start
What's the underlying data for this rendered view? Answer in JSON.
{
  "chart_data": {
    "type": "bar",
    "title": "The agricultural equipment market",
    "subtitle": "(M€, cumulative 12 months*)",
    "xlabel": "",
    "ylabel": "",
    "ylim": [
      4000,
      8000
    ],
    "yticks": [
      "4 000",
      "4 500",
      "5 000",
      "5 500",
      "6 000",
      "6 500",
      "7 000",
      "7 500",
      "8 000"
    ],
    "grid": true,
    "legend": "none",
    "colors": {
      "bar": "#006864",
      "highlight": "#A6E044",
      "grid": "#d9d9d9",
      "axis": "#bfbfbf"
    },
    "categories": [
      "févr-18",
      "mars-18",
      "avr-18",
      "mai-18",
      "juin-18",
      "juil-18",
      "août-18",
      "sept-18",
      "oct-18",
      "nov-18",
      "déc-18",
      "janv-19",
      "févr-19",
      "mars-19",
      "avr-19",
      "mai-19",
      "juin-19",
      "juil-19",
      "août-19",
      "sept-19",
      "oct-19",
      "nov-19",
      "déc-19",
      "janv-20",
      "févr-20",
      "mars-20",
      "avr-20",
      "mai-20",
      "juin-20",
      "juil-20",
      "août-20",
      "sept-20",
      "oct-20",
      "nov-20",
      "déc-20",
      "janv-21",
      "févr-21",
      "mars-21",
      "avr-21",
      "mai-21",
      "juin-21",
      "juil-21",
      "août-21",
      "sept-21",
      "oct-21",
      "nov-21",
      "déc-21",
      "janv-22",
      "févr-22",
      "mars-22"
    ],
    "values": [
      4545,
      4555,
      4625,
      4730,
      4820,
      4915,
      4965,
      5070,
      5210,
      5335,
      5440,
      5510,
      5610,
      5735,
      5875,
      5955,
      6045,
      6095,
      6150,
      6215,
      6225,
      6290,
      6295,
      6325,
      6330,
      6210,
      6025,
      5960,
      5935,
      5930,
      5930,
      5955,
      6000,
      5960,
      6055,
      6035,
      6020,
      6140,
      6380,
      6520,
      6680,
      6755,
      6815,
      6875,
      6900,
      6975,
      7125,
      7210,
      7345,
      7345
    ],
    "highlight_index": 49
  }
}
end
EXERCISE OBJECTIVE: Write out all of the records once more, exactly.

COMPLETE RESPONSE:
What's the underlying data for this rendered view? Answer in JSON.
{
  "chart_data": {
    "type": "bar",
    "title": "The agricultural equipment market",
    "subtitle": "(M€, cumulative 12 months*)",
    "xlabel": "",
    "ylabel": "",
    "ylim": [
      4000,
      8000
    ],
    "yticks": [
      "4 000",
      "4 500",
      "5 000",
      "5 500",
      "6 000",
      "6 500",
      "7 000",
      "7 500",
      "8 000"
    ],
    "grid": true,
    "legend": "none",
    "colors": {
      "bar": "#006864",
      "highlight": "#A6E044",
      "grid": "#d9d9d9",
      "axis": "#bfbfbf"
    },
    "categories": [
      "févr-18",
      "mars-18",
      "avr-18",
      "mai-18",
      "juin-18",
      "juil-18",
      "août-18",
      "sept-18",
      "oct-18",
      "nov-18",
      "déc-18",
      "janv-19",
      "févr-19",
      "mars-19",
      "avr-19",
      "mai-19",
      "juin-19",
      "juil-19",
      "août-19",
      "sept-19",
      "oct-19",
      "nov-19",
      "déc-19",
      "janv-20",
      "févr-20",
      "mars-20",
      "avr-20",
      "mai-20",
      "juin-20",
      "juil-20",
      "août-20",
      "sept-20",
      "oct-20",
      "nov-20",
      "déc-20",
      "janv-21",
      "févr-21",
      "mars-21",
      "avr-21",
      "mai-21",
      "juin-21",
      "juil-21",
      "août-21",
      "sept-21",
      "oct-21",
      "nov-21",
      "déc-21",
      "janv-22",
      "févr-22",
      "mars-22"
    ],
    "values": [
      4545,
      4555,
      4625,
      4730,
      4820,
      4915,
      4965,
      5070,
      5210,
      5335,
      5440,
      5510,
      5610,
      5735,
      5875,
      5955,
      6045,
      6095,
      6150,
      6215,
      6225,
      6290,
      6295,
      6325,
      6330,
      6210,
      6025,
      5960,
      5935,
      5930,
      5930,
      5955,
      6000,
      5960,
      6055,
      6035,
      6020,
      6140,
      6380,
      6520,
      6680,
      6755,
      6815,
      6875,
      6900,
      6975,
      7125,
      7210,
      7345,
      7345
    ],
    "highlight_index": 49
  }
}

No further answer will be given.